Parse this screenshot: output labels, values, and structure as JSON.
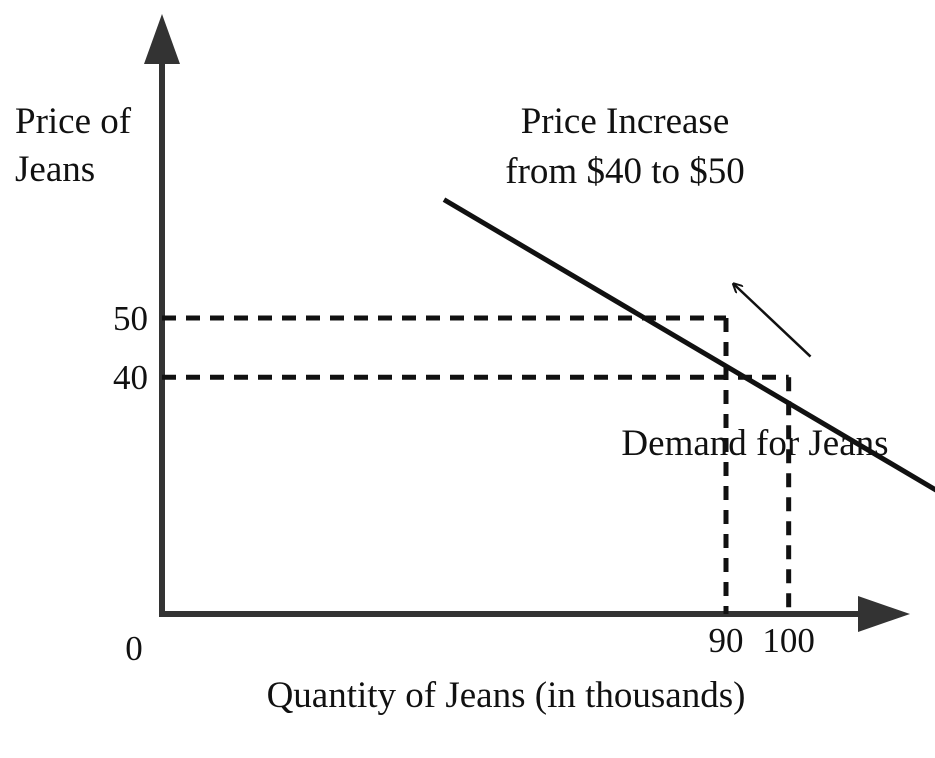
{
  "chart_data": {
    "type": "line",
    "title": "Price Increase from $40 to $50",
    "ylabel": "Price of Jeans",
    "xlabel": "Quantity of Jeans (in thousands)",
    "origin_label": "0",
    "series": [
      {
        "name": "Demand for Jeans",
        "x": [
          45,
          125
        ],
        "y": [
          70,
          20
        ]
      }
    ],
    "reference_points": [
      {
        "x": 90,
        "y": 50,
        "x_label": "90",
        "y_label": "50"
      },
      {
        "x": 100,
        "y": 40,
        "x_label": "100",
        "y_label": "40"
      }
    ],
    "movement": {
      "from": {
        "x": 100,
        "y": 40
      },
      "to": {
        "x": 90,
        "y": 50
      }
    },
    "xlim": [
      0,
      150
    ],
    "ylim": [
      0,
      100
    ],
    "grid": false,
    "colors": {
      "ink": "#111111",
      "axis": "#333333"
    }
  }
}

☆ ☆ ☆ ☆ ☆

## EXERCISE DESCRIPTION
From start to finish, output the listing exactly, but omit its pictures.

## ANSWER FOR THIS EXERCISE
Parse this screenshot: output labels, values, and structure as JSON.
{
  "chart_data": {
    "type": "line",
    "title": "Price Increase from $40 to $50",
    "ylabel": "Price of Jeans",
    "xlabel": "Quantity of Jeans (in thousands)",
    "origin_label": "0",
    "series": [
      {
        "name": "Demand for Jeans",
        "x": [
          45,
          125
        ],
        "y": [
          70,
          20
        ]
      }
    ],
    "reference_points": [
      {
        "x": 90,
        "y": 50,
        "x_label": "90",
        "y_label": "50"
      },
      {
        "x": 100,
        "y": 40,
        "x_label": "100",
        "y_label": "40"
      }
    ],
    "movement": {
      "from": {
        "x": 100,
        "y": 40
      },
      "to": {
        "x": 90,
        "y": 50
      }
    },
    "xlim": [
      0,
      150
    ],
    "ylim": [
      0,
      100
    ],
    "grid": false,
    "colors": {
      "ink": "#111111",
      "axis": "#333333"
    }
  }
}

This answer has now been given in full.